## Task instructions
Transcribe every record that appears below, exactly and in full.

******

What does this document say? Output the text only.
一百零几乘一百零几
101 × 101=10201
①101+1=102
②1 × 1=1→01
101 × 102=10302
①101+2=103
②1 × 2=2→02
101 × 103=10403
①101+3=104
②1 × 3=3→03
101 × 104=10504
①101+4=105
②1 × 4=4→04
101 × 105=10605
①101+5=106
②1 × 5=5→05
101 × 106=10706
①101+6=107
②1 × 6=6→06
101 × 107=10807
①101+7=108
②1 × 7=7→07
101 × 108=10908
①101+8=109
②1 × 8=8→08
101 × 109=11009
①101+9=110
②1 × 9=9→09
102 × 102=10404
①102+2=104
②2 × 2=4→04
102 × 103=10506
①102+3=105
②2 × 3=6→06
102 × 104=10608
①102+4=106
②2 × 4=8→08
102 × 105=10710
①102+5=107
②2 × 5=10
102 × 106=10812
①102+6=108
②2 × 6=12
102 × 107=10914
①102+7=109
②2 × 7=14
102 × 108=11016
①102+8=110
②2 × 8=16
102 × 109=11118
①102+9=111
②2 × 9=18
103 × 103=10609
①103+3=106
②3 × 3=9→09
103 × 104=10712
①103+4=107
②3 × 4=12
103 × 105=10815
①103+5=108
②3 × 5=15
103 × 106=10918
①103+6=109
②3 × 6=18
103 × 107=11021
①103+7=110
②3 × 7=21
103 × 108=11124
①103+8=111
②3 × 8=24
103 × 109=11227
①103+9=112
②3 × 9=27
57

******

## Answer to this exercise
What does this document say? Output the text only.
一百零几乘一百零几
101 × 101=10201
①101+1=102
②1 × 1=1→01
101 × 102=10302
①101+2=103
②1 × 2=2→02
101 × 103=10403
①101+3=104
②1 × 3=3→03
101 × 104=10504
①101+4=105
②1 × 4=4→04
101 × 105=10605
①101+5=106
②1 × 5=5→05
101 × 106=10706
①101+6=107
②1 × 6=6→06
101 × 107=10807
①101+7=108
②1 × 7=7→07
101 × 108=10908
①101+8=109
②1 × 8=8→08
101 × 109=11009
①101+9=110
②1 × 9=9→09
102 × 102=10404
①102+2=104
②2 × 2=4→04
102 × 103=10506
①102+3=105
②2 × 3=6→06
102 × 104=10608
①102+4=106
②2 × 4=8→08
102 × 105=10710
①102+5=107
②2 × 5=10
102 × 106=10812
①102+6=108
②2 × 6=12
102 × 107=10914
①102+7=109
②2 × 7=14
102 × 108=11016
①102+8=110
②2 × 8=16
102 × 109=11118
①102+9=111
②2 × 9=18
103 × 103=10609
①103+3=106
②3 × 3=9→09
103 × 104=10712
①103+4=107
②3 × 4=12
103 × 105=10815
①103+5=108
②3 × 5=15
103 × 106=10918
①103+6=109
②3 × 6=18
103 × 107=11021
①103+7=110
②3 × 7=21
103 × 108=11124
①103+8=111
②3 × 8=24
103 × 109=11227
①103+9=112
②3 × 9=27
57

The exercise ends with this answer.